**Records for this task**
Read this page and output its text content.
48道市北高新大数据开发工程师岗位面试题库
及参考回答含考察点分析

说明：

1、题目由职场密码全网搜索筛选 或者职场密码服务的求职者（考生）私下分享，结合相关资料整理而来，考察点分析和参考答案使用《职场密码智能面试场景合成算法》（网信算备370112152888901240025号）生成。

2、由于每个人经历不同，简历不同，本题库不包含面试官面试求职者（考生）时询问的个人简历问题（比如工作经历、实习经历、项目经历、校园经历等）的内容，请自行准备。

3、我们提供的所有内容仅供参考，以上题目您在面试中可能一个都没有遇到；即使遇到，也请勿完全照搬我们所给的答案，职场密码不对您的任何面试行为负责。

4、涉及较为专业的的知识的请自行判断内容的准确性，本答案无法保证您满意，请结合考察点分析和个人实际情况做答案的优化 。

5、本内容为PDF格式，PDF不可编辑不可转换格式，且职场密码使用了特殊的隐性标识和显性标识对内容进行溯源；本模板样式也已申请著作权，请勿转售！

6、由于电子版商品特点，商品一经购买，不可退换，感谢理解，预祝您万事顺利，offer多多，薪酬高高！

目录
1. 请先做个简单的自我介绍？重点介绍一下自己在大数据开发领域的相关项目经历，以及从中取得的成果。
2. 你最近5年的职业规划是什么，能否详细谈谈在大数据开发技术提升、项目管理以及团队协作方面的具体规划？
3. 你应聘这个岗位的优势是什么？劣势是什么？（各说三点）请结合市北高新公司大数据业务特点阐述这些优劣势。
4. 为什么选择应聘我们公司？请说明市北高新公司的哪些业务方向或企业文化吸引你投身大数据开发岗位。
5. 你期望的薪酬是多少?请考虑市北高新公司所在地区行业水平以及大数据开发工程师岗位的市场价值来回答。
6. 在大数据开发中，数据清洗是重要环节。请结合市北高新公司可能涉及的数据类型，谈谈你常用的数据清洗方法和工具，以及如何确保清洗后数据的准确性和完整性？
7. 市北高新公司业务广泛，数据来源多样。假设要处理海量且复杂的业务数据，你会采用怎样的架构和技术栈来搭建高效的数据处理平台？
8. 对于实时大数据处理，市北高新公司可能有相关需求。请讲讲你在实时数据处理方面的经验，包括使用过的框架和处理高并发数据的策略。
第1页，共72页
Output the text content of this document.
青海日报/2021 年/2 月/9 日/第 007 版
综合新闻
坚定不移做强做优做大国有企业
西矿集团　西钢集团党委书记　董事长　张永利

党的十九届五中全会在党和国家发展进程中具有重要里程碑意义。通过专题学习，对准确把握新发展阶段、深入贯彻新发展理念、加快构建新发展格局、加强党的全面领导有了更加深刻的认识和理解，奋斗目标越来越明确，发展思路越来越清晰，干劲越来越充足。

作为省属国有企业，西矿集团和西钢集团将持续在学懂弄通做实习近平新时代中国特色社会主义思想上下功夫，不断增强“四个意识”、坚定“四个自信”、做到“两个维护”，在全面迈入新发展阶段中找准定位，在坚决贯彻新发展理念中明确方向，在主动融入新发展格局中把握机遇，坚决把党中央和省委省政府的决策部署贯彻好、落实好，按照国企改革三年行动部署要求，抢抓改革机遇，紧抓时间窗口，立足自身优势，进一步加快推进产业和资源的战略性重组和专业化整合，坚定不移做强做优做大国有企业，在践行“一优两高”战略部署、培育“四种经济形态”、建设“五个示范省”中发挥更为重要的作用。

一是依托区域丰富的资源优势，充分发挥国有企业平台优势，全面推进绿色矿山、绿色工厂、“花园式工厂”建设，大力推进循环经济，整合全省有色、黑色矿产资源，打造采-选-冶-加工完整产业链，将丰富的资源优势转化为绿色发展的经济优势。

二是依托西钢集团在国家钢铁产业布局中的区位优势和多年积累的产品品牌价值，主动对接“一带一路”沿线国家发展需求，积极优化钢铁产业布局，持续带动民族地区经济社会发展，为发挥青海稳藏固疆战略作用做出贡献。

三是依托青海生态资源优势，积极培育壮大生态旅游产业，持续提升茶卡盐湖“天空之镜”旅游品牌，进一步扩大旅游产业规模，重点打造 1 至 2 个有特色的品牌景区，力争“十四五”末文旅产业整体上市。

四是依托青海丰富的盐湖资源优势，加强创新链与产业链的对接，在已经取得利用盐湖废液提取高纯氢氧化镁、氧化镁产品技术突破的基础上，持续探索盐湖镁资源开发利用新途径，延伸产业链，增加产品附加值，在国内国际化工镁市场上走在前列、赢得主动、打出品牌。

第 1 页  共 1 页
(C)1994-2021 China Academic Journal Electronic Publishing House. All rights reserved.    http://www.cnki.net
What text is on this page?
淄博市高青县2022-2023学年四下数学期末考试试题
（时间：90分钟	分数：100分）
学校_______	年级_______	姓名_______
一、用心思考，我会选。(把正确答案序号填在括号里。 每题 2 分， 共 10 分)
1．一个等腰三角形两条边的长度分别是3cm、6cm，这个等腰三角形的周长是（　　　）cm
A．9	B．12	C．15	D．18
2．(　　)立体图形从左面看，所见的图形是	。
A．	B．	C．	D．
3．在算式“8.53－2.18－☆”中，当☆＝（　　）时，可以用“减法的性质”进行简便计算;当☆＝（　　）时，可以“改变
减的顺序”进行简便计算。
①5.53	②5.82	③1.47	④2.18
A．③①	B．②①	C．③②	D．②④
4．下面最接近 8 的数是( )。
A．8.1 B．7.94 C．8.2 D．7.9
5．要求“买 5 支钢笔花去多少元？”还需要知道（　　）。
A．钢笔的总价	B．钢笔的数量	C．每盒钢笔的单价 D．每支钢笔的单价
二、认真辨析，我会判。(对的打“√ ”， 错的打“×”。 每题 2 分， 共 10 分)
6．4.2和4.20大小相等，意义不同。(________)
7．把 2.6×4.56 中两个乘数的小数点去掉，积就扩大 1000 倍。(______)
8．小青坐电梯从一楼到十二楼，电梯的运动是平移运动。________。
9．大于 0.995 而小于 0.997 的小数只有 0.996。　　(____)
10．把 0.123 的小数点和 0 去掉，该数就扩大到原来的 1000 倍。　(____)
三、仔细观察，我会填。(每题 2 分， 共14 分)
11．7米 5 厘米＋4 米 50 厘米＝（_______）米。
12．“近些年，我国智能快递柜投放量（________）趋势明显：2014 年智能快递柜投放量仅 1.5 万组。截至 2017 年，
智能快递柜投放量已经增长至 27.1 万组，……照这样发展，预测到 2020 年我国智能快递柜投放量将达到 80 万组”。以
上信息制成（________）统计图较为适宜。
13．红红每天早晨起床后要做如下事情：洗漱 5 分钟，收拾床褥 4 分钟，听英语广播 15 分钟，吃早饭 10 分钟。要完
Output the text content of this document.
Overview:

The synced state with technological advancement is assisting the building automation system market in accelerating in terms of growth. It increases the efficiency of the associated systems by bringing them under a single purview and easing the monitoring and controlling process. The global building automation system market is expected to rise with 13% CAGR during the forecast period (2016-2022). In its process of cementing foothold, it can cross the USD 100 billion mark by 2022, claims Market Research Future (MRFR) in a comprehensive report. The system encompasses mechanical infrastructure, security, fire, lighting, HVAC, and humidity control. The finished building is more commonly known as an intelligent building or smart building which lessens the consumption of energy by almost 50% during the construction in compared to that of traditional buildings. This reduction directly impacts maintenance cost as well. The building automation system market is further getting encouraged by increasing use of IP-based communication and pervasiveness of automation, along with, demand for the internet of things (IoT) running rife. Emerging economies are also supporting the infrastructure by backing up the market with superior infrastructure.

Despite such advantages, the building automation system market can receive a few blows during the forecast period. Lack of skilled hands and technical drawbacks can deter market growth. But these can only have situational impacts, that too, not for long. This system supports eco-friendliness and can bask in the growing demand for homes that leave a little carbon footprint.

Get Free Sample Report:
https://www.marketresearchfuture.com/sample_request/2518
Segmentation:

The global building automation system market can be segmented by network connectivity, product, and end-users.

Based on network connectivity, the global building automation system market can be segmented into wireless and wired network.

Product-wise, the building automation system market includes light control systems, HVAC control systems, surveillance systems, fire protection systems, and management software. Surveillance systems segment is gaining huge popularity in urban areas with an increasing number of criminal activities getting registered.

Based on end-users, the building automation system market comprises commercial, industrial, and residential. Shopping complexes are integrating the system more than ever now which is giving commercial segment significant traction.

**What needs to be done**
Determine how many lines of the material include the string "text". Output only that count.

**Solved exercise**
4